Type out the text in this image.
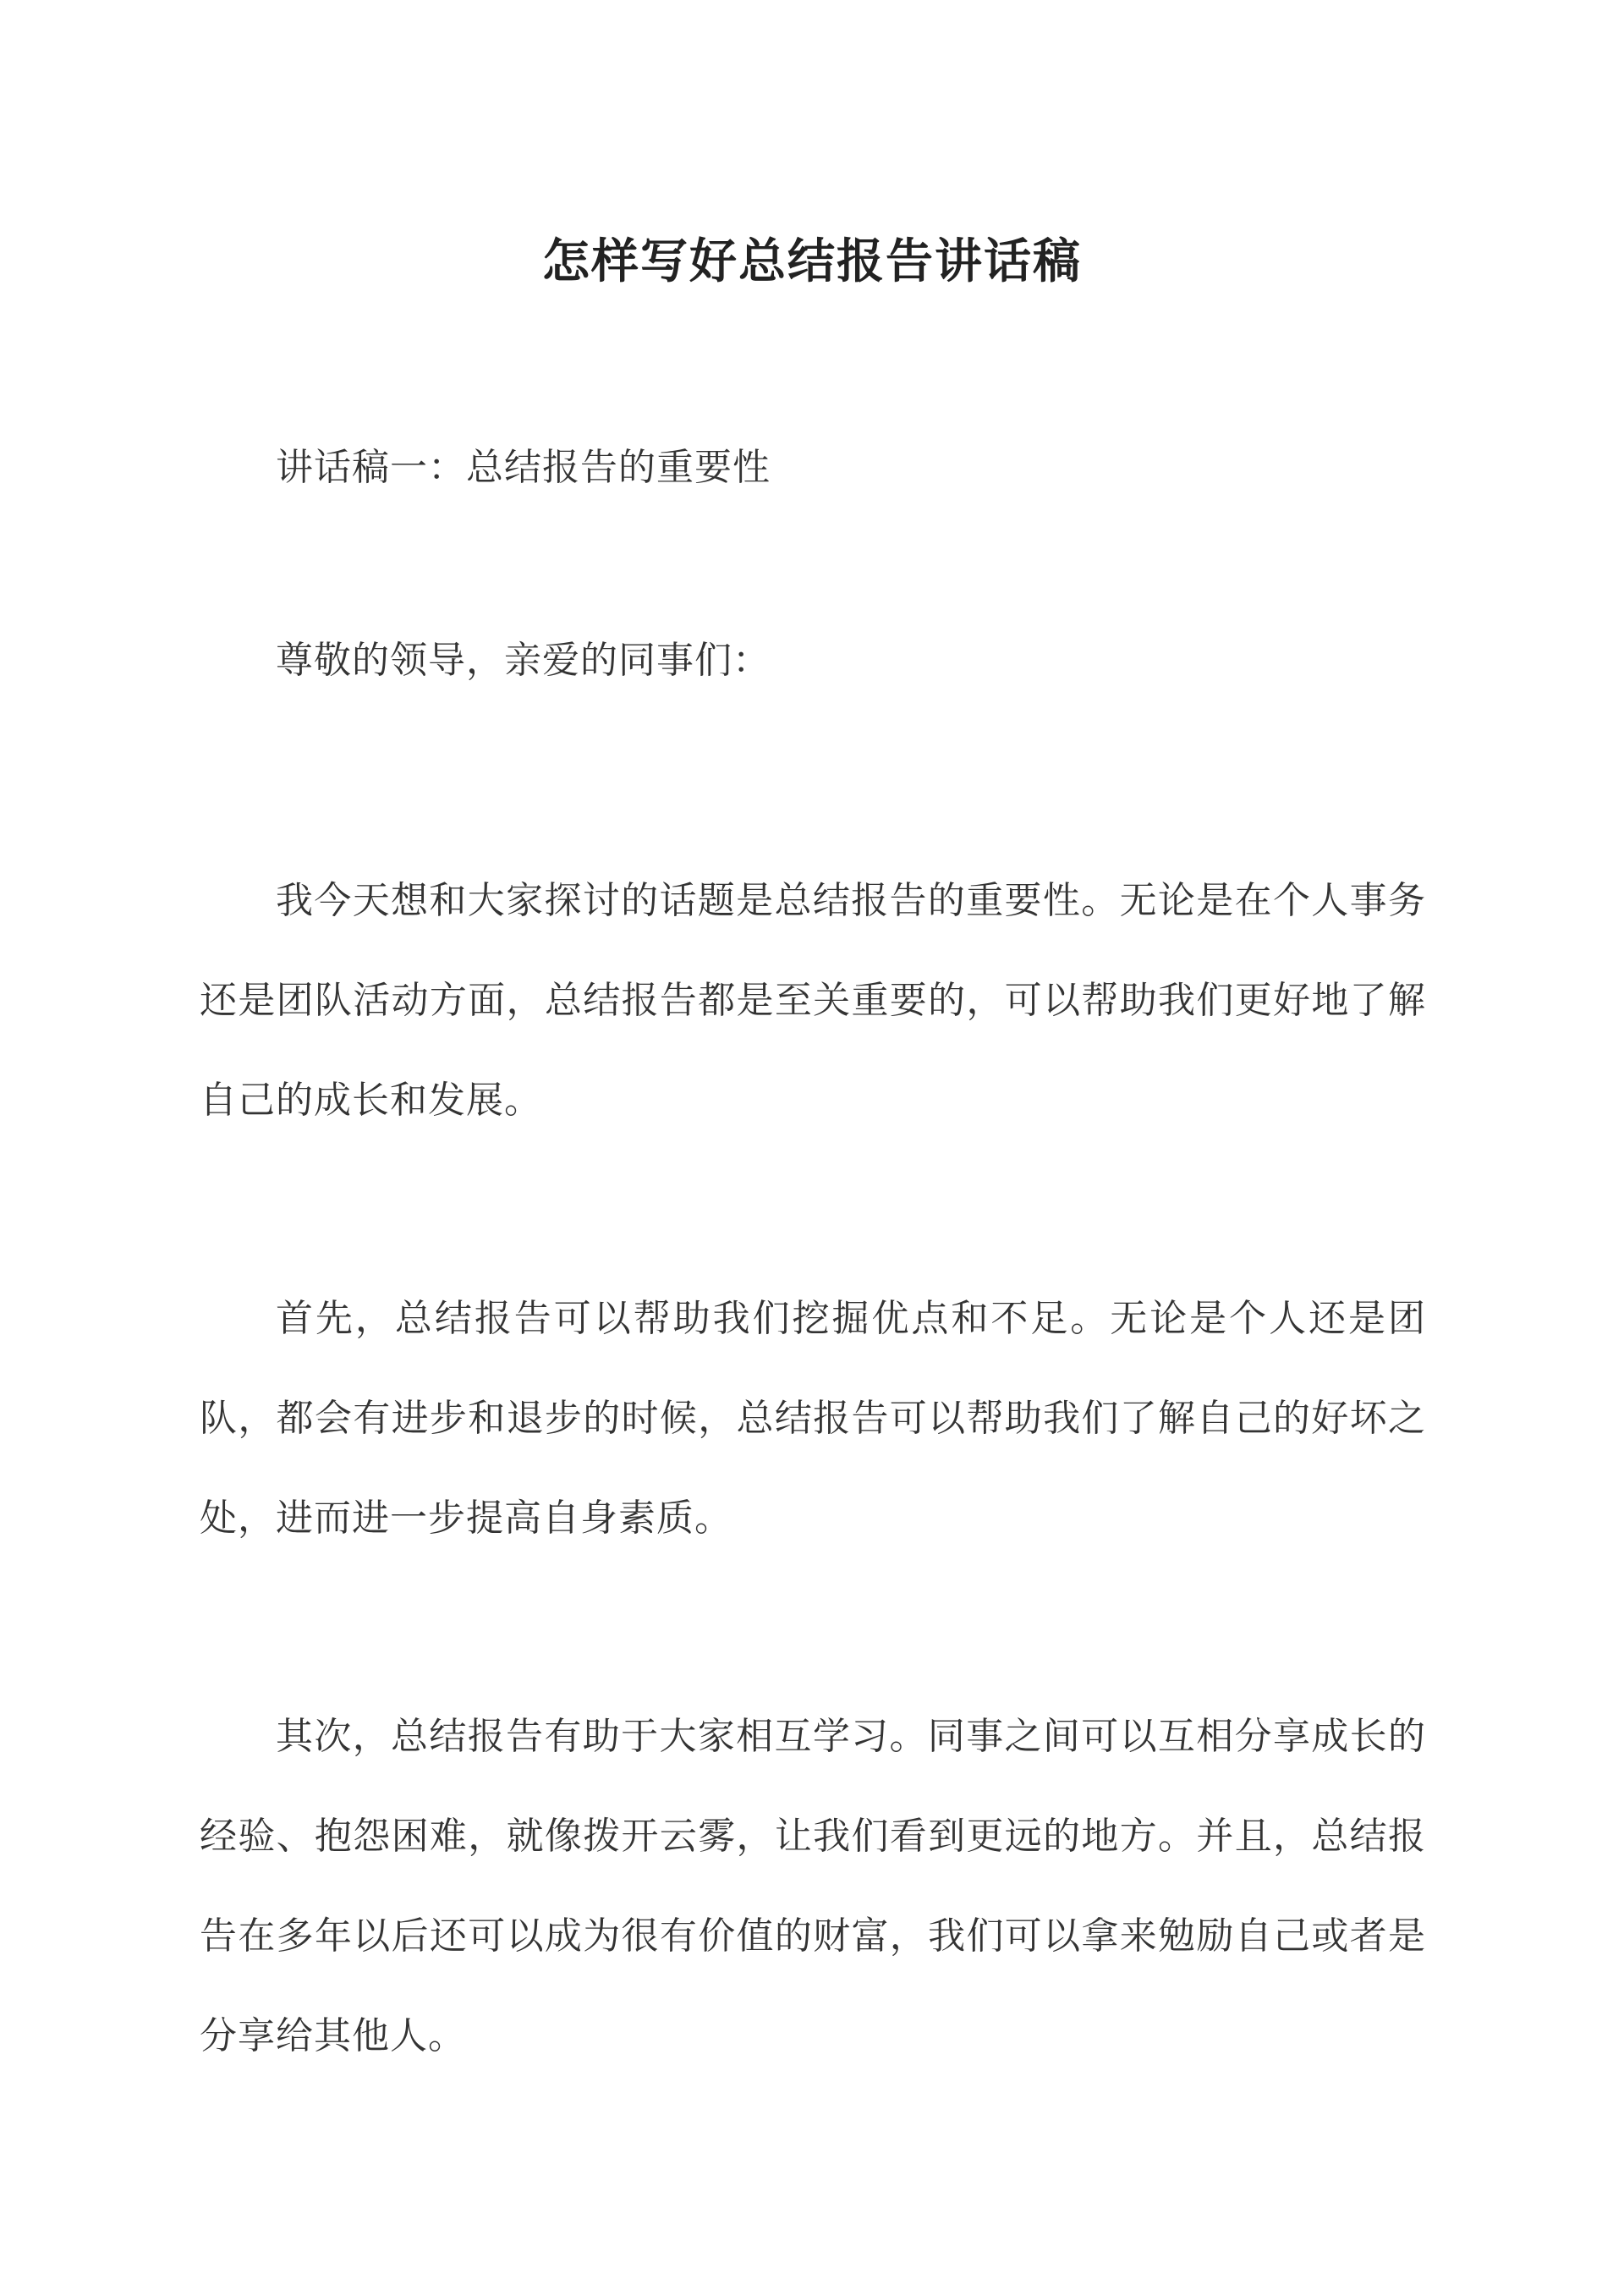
怎样写好总结报告讲话稿

讲话稿一：总结报告的重要性

尊敬的领导，亲爱的同事们：

我今天想和大家探讨的话题是总结报告的重要性。无论是在个人事务还是团队活动方面，总结报告都是至关重要的，可以帮助我们更好地了解自己的成长和发展。

首先，总结报告可以帮助我们挖掘优点和不足。无论是个人还是团队，都会有进步和退步的时候，总结报告可以帮助我们了解自己的好坏之处，进而进一步提高自身素质。

其次，总结报告有助于大家相互学习。同事之间可以互相分享成长的经验、抱怨困难，就像拨开云雾，让我们看到更远的地方。并且，总结报告在多年以后还可以成为很有价值的财富，我们可以拿来勉励自己或者是分享给其他人。
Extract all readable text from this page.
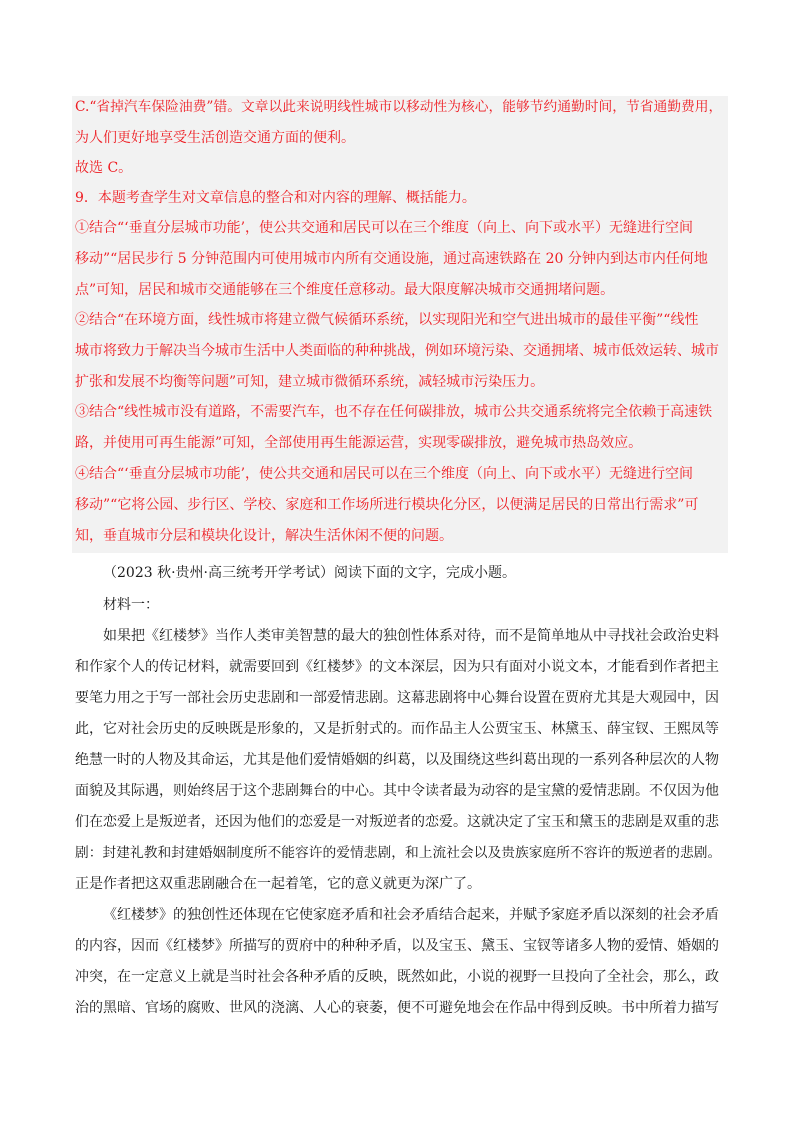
C.“省掉汽车保险油费”错。文章以此来说明线性城市以移动性为核心，能够节约通勤时间，节省通勤费用，
为人们更好地享受生活创造交通方面的便利。
故选 C。
9．本题考查学生对文章信息的整合和对内容的理解、概括能力。
①结合“‘垂直分层城市功能’，使公共交通和居民可以在三个维度（向上、向下或水平）无缝进行空间
移动”“居民步行 5 分钟范围内可使用城市内所有交通设施，通过高速铁路在 20 分钟内到达市内任何地
点”可知，居民和城市交通能够在三个维度任意移动。最大限度解决城市交通拥堵问题。
②结合“在环境方面，线性城市将建立微气候循环系统，以实现阳光和空气进出城市的最佳平衡”“线性
城市将致力于解决当今城市生活中人类面临的种种挑战，例如环境污染、交通拥堵、城市低效运转、城市
扩张和发展不均衡等问题”可知，建立城市微循环系统，减轻城市污染压力。
③结合“线性城市没有道路，不需要汽车，也不存在任何碳排放，城市公共交通系统将完全依赖于高速铁
路，并使用可再生能源”可知，全部使用再生能源运营，实现零碳排放，避免城市热岛效应。
④结合“‘垂直分层城市功能’，使公共交通和居民可以在三个维度（向上、向下或水平）无缝进行空间
移动”“它将公园、步行区、学校、家庭和工作场所进行模块化分区，以便满足居民的日常出行需求”可
知，垂直城市分层和模块化设计，解决生活休闲不便的问题。
（2023 秋·贵州·高三统考开学考试）阅读下面的文字，完成小题。
材料一：
如果把《红楼梦》当作人类审美智慧的最大的独创性体系对待，而不是简单地从中寻找社会政治史料
和作家个人的传记材料，就需要回到《红楼梦》的文本深层，因为只有面对小说文本，才能看到作者把主
要笔力用之于写一部社会历史悲剧和一部爱情悲剧。这幕悲剧将中心舞台设置在贾府尤其是大观园中，因
此，它对社会历史的反映既是形象的，又是折射式的。而作品主人公贾宝玉、林黛玉、薛宝钗、王熙凤等
绝慧一时的人物及其命运，尤其是他们爱情婚姻的纠葛，以及围绕这些纠葛出现的一系列各种层次的人物
面貌及其际遇，则始终居于这个悲剧舞台的中心。其中令读者最为动容的是宝黛的爱情悲剧。不仅因为他
们在恋爱上是叛逆者，还因为他们的恋爱是一对叛逆者的恋爱。这就决定了宝玉和黛玉的悲剧是双重的悲
剧：封建礼教和封建婚姻制度所不能容许的爱情悲剧，和上流社会以及贵族家庭所不容许的叛逆者的悲剧。
正是作者把这双重悲剧融合在一起着笔，它的意义就更为深广了。
《红楼梦》的独创性还体现在它使家庭矛盾和社会矛盾结合起来，并赋予家庭矛盾以深刻的社会矛盾
的内容，因而《红楼梦》所描写的贾府中的种种矛盾，以及宝玉、黛玉、宝钗等诸多人物的爱情、婚姻的
冲突，在一定意义上就是当时社会各种矛盾的反映，既然如此，小说的视野一旦投向了全社会，那么，政
治的黑暗、官场的腐败、世风的浇漓、人心的衰萎，便不可避免地会在作品中得到反映。书中所着力描写
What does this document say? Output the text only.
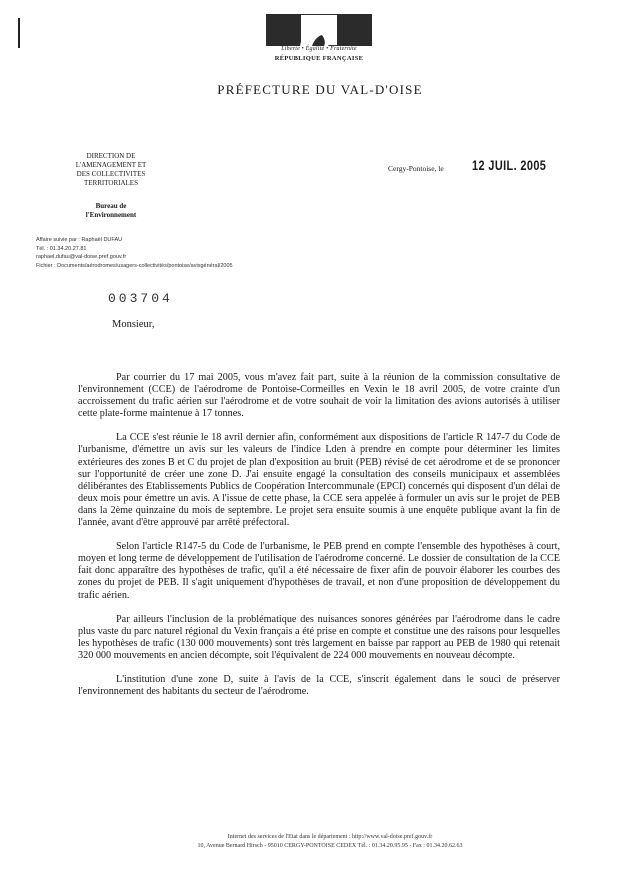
Liberté • Égalité • Fraternité
RÉPUBLIQUE FRANÇAISE
PRÉFECTURE DU VAL-D'OISE
DIRECTION DE
L'AMENAGEMENT ET
DES COLLECTIVITES
TERRITORIALES
Bureau de
l'Environnement
Affaire suivie par : Raphaël DUFAU
Tél. : 01.34.20.27.81
raphael.dufau@val-doise.pref.gouv.fr
Fichier : Documents/aérodromes/usagers-collectivités/pontoise/avisgénéral/2005
Cergy-Pontoise, le	12 JUIL. 2005
003704
Monsieur,

Par courrier du 17 mai 2005, vous m'avez fait part, suite à la réunion de la commission consultative de l'environnement (CCE) de l'aérodrome de Pontoise-Cormeilles en Vexin le 18 avril 2005, de votre crainte d'un accroissement du trafic aérien sur l'aérodrome et de votre souhait de voir la limitation des avions autorisés à utiliser cette plate-forme maintenue à 17 tonnes.

La CCE s'est réunie le 18 avril dernier afin, conformément aux dispositions de l'article R 147-7 du Code de l'urbanisme, d'émettre un avis sur les valeurs de l'indice Lden à prendre en compte pour déterminer les limites extérieures des zones B et C du projet de plan d'exposition au bruit (PEB) révisé de cet aérodrome et de se prononcer sur l'opportunité de créer une zone D. J'ai ensuite engagé la consultation des conseils municipaux et assemblées délibérantes des Etablissements Publics de Coopération Intercommunale (EPCI) concernés qui disposent d'un délai de deux mois pour émettre un avis. A l'issue de cette phase, la CCE sera appelée à formuler un avis sur le projet de PEB dans la 2ème quinzaine du mois de septembre. Le projet sera ensuite soumis à une enquête publique avant la fin de l'année, avant d'être approuvé par arrêté préfectoral.

Selon l'article R147-5 du Code de l'urbanisme, le PEB prend en compte l'ensemble des hypothèses à court, moyen et long terme de développement de l'utilisation de l'aérodrome concerné. Le dossier de consultation de la CCE fait donc apparaître des hypothèses de trafic, qu'il a été nécessaire de fixer afin de pouvoir élaborer les courbes des zones du projet de PEB. Il s'agit uniquement d'hypothèses de travail, et non d'une proposition de développement du trafic aérien.

Par ailleurs l'inclusion de la problématique des nuisances sonores générées par l'aérodrome dans le cadre plus vaste du parc naturel régional du Vexin français a été prise en compte et constitue une des raisons pour lesquelles les hypothèses de trafic (130 000 mouvements) sont très largement en baisse par rapport au PEB de 1980 qui retenait 320 000 mouvements en ancien décompte, soit l'équivalent de 224 000 mouvements en nouveau décompte.

L'institution d'une zone D, suite à l'avis de la CCE, s'inscrit également dans le souci de préserver l'environnement des habitants du secteur de l'aérodrome.

Internet des services de l'Etat dans le département : http://www.val-doise.pref.gouv.fr
10, Avenue Bernard Hirsch - 95010 CERGY-PONTOISE CEDEX Tél. : 01.34.20.95.95 - Fax : 01.34.20.62.63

### Given instruction
Filter the data, keeping only the lines that contain "dans".

### Solution to this task
La CCE s'est réunie le 18 avril dernier afin, conformément aux dispositions de l'article R 147-7 du Code de l'urbanisme, d'émettre un avis sur les valeurs de l'indice Lden à prendre en compte pour déterminer les limites extérieures des zones B et C du projet de plan d'exposition au bruit (PEB) révisé de cet aérodrome et de se prononcer sur l'opportunité de créer une zone D. J'ai ensuite engagé la consultation des conseils municipaux et assemblées délibérantes des Etablissements Publics de Coopération Intercommunale (EPCI) concernés qui disposent d'un délai de deux mois pour émettre un avis. A l'issue de cette phase, la CCE sera appelée à formuler un avis sur le projet de PEB dans la 2ème quinzaine du mois de septembre. Le projet sera ensuite soumis à une enquête publique avant la fin de l'année, avant d'être approuvé par arrêté préfectoral.
Par ailleurs l'inclusion de la problématique des nuisances sonores générées par l'aérodrome dans le cadre plus vaste du parc naturel régional du Vexin français a été prise en compte et constitue une des raisons pour lesquelles les hypothèses de trafic (130 000 mouvements) sont très largement en baisse par rapport au PEB de 1980 qui retenait 320 000 mouvements en ancien décompte, soit l'équivalent de 224 000 mouvements en nouveau décompte.
L'institution d'une zone D, suite à l'avis de la CCE, s'inscrit également dans le souci de préserver l'environnement des habitants du secteur de l'aérodrome.
Internet des services de l'Etat dans le département : http://www.val-doise.pref.gouv.fr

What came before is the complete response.